--- start Provided records ---

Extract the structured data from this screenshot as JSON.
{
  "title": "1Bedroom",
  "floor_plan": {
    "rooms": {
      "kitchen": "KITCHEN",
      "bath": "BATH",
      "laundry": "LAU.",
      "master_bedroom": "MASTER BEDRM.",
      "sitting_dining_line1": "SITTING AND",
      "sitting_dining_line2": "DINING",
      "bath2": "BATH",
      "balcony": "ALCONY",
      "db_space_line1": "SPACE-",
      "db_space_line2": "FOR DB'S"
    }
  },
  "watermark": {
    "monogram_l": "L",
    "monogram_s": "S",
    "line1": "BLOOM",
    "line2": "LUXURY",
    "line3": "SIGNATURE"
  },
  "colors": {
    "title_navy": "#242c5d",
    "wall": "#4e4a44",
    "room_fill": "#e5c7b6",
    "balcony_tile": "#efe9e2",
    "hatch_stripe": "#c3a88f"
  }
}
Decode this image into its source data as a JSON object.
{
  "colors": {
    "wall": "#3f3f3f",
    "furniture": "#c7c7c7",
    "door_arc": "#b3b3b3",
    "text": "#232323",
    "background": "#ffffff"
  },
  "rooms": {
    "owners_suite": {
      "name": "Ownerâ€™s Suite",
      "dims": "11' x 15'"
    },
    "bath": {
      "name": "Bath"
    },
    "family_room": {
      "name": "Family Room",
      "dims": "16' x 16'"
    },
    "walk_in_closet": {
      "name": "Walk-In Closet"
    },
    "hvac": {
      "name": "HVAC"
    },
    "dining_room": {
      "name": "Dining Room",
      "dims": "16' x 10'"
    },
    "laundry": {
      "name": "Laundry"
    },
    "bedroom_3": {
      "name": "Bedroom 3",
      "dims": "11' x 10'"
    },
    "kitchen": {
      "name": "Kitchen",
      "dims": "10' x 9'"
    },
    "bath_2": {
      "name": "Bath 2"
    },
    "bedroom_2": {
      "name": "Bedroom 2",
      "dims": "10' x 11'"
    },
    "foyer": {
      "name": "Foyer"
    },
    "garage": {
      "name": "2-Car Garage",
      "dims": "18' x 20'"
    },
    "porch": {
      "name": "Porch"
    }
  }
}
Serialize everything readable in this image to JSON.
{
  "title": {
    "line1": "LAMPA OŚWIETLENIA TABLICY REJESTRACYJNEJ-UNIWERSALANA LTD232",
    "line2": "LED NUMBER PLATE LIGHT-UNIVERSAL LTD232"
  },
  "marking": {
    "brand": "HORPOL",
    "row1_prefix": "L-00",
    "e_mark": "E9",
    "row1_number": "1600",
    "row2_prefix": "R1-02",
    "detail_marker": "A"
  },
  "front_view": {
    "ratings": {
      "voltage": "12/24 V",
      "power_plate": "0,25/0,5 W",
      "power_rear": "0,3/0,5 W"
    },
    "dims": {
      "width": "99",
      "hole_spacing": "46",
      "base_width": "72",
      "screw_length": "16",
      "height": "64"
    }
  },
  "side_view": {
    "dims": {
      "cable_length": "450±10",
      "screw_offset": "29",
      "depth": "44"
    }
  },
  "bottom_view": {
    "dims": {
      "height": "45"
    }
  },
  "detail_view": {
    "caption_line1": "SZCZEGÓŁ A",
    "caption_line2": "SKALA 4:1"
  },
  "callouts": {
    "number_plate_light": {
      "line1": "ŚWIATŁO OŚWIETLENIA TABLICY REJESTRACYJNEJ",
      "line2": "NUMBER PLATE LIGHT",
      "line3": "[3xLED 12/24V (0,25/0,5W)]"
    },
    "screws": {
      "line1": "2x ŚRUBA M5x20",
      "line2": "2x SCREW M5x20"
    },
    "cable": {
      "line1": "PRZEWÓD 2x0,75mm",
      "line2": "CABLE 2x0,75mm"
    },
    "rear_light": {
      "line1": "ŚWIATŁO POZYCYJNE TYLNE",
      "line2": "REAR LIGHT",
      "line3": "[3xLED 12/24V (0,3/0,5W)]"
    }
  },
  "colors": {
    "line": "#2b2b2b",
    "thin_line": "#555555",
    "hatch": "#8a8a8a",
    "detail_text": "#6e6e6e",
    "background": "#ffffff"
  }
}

--- end Provided records ---
--- start Provided records ---

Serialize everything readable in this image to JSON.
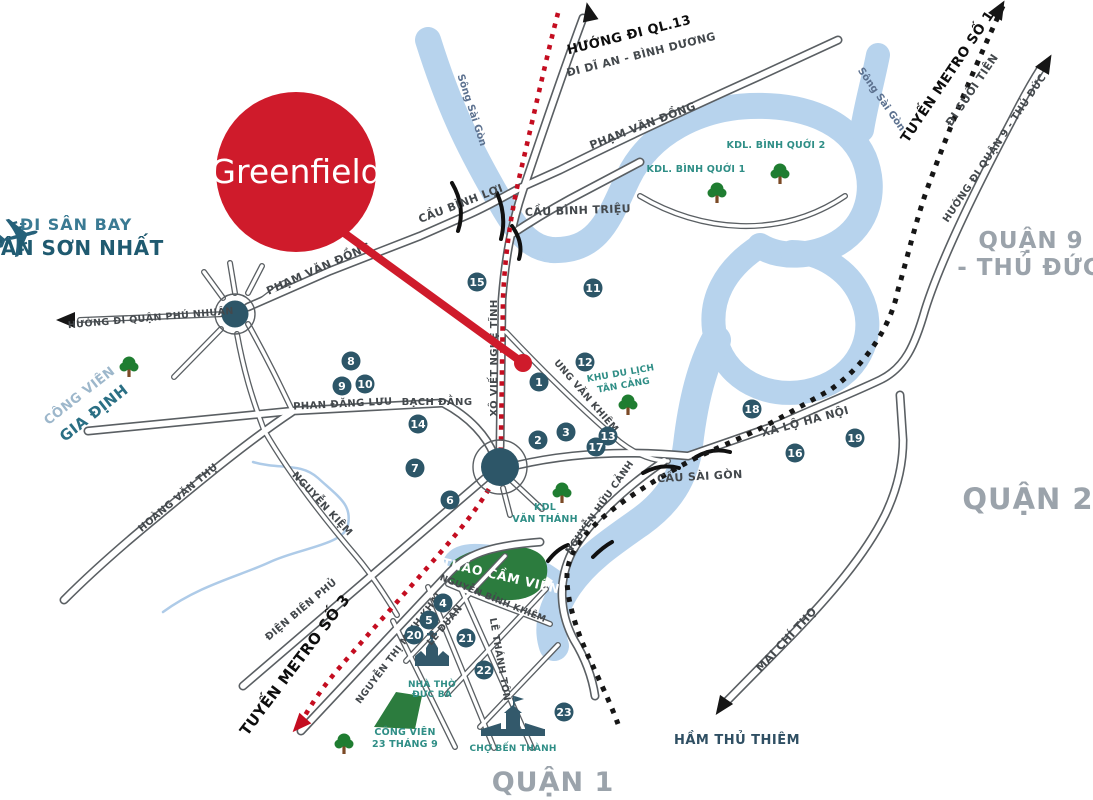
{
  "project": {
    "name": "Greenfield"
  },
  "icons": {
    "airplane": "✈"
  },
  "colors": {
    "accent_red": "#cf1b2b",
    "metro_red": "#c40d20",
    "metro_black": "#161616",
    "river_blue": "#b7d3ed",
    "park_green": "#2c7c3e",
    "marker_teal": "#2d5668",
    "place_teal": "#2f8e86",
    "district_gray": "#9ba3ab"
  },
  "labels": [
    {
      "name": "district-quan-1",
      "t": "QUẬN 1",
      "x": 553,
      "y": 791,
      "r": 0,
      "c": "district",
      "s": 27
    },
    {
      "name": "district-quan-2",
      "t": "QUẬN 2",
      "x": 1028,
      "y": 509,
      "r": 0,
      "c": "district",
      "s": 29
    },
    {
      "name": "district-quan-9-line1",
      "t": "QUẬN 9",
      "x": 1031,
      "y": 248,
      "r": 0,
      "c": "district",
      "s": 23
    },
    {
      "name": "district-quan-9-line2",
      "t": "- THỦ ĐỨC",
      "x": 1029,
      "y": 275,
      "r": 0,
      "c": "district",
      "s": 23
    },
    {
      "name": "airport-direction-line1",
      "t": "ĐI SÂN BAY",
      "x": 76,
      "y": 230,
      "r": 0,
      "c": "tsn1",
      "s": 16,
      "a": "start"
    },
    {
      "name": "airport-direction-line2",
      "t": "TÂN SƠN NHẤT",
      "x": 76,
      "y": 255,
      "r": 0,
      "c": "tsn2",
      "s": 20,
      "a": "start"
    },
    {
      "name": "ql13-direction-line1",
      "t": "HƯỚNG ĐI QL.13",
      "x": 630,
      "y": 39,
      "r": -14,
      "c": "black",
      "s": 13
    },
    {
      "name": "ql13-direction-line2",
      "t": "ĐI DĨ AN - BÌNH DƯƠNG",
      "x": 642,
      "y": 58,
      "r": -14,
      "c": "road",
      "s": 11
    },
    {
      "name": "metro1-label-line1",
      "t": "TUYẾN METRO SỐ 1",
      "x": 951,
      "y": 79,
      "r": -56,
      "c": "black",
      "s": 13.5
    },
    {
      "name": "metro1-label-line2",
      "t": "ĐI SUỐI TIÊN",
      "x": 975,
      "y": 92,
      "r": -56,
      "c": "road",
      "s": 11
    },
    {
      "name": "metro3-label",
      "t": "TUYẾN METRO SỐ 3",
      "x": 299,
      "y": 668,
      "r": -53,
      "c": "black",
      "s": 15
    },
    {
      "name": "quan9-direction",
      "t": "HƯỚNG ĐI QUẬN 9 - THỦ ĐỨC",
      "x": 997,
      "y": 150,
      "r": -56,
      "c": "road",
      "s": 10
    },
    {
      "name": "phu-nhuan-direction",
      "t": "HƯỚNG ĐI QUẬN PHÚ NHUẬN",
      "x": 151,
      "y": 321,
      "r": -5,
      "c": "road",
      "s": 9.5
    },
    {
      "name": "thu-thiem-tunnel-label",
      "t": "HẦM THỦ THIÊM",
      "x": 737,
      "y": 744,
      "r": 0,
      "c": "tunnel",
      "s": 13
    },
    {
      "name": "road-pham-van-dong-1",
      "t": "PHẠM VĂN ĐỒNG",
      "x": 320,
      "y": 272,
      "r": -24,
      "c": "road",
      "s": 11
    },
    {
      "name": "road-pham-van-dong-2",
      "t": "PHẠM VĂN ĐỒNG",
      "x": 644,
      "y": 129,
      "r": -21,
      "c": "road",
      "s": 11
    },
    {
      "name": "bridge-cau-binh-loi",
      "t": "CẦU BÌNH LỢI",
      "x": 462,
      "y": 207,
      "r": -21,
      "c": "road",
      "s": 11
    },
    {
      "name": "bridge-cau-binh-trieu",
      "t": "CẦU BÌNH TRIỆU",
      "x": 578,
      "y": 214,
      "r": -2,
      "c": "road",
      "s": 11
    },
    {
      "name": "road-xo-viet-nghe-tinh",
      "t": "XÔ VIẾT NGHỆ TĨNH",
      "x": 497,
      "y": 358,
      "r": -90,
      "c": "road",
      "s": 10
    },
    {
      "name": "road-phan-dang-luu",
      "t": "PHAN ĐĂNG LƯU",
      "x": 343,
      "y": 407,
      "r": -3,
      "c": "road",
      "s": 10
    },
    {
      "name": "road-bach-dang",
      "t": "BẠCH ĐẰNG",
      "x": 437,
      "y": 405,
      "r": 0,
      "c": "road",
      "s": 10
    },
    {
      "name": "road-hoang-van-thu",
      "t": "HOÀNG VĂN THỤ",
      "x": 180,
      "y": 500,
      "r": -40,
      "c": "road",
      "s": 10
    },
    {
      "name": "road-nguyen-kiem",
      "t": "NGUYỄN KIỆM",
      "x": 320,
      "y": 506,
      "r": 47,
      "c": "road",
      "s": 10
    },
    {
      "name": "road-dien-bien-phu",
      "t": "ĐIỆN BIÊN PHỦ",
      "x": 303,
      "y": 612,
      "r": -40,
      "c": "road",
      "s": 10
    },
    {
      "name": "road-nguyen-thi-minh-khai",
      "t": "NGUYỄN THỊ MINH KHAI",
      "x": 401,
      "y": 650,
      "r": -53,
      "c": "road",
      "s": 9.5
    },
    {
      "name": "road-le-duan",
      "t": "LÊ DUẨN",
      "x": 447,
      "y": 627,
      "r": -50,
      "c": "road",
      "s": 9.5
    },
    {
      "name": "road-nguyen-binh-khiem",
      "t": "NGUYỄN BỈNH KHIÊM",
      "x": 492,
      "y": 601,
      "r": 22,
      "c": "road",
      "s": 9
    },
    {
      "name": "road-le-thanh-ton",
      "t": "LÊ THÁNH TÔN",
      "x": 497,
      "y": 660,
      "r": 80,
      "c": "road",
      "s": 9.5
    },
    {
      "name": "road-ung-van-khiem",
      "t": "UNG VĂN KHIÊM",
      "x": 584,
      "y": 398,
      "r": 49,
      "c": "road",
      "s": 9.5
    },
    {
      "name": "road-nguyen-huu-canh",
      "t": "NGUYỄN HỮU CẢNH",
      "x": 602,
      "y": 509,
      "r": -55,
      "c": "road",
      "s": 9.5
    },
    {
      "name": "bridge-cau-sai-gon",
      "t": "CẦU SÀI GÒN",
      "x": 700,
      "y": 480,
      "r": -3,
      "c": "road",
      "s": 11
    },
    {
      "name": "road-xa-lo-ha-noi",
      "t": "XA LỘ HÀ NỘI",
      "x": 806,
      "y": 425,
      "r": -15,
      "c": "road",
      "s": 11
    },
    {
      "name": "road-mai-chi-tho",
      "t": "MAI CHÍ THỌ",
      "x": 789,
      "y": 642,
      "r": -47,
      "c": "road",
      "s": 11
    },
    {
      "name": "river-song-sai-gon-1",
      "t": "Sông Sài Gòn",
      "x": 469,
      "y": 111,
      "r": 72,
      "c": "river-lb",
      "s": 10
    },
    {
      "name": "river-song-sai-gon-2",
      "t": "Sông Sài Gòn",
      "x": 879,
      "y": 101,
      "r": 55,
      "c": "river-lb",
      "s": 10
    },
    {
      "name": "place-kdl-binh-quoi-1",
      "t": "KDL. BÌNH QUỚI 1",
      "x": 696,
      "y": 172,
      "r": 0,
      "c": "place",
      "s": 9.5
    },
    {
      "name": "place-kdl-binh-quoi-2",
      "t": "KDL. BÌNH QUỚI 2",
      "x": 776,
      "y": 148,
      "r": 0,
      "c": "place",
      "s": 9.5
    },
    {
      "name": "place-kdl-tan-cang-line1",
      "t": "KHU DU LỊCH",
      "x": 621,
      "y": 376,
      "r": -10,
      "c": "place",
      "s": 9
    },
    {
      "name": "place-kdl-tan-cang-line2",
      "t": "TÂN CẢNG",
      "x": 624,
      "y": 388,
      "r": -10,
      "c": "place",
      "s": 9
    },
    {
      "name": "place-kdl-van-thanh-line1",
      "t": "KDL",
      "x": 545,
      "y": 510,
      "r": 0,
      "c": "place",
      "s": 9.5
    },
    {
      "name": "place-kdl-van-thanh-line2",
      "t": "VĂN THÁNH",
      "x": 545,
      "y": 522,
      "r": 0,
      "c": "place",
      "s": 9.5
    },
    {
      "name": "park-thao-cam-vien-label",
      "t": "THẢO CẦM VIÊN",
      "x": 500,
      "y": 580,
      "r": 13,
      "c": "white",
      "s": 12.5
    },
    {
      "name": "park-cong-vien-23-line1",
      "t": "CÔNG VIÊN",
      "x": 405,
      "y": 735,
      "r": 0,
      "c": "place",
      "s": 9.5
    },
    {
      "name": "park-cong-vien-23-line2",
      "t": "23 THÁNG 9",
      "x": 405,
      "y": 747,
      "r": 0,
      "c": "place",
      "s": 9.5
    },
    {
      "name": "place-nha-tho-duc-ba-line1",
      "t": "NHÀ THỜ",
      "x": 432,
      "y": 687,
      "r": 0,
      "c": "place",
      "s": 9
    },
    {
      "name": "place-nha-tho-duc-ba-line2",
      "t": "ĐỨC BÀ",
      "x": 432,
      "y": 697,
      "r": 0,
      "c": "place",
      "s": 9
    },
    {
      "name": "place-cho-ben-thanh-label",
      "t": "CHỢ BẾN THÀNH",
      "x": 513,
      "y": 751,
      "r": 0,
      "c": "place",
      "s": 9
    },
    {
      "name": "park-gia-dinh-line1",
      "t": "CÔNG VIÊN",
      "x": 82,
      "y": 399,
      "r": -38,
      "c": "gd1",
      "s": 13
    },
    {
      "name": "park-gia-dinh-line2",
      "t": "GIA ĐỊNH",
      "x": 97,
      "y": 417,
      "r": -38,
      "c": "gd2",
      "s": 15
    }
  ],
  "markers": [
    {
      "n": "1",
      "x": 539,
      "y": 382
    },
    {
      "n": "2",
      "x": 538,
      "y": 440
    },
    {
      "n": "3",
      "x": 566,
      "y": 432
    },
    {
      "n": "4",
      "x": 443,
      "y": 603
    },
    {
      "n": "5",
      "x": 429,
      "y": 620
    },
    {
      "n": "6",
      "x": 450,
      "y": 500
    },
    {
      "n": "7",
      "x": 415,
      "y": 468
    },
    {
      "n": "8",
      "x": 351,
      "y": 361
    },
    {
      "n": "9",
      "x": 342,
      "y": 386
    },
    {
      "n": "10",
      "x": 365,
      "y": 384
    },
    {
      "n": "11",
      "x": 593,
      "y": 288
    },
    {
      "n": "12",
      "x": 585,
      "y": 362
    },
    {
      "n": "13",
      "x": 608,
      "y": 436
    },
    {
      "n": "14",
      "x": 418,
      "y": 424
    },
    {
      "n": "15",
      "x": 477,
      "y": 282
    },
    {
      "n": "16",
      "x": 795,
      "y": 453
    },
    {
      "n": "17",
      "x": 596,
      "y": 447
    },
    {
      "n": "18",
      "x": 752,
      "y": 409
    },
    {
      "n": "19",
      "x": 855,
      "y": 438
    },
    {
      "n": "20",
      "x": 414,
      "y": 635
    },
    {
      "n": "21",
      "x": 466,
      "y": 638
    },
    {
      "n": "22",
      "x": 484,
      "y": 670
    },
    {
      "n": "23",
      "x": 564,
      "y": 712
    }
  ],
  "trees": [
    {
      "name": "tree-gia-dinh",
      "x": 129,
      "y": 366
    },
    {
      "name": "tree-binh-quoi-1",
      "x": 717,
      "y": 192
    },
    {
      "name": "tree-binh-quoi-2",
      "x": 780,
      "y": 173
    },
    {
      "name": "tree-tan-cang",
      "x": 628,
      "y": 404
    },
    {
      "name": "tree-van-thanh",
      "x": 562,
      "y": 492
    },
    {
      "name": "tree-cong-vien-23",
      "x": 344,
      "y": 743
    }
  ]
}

--- end Provided records ---

Report only the number of lines in the records that include the word "nguyen".

## [Full response]
4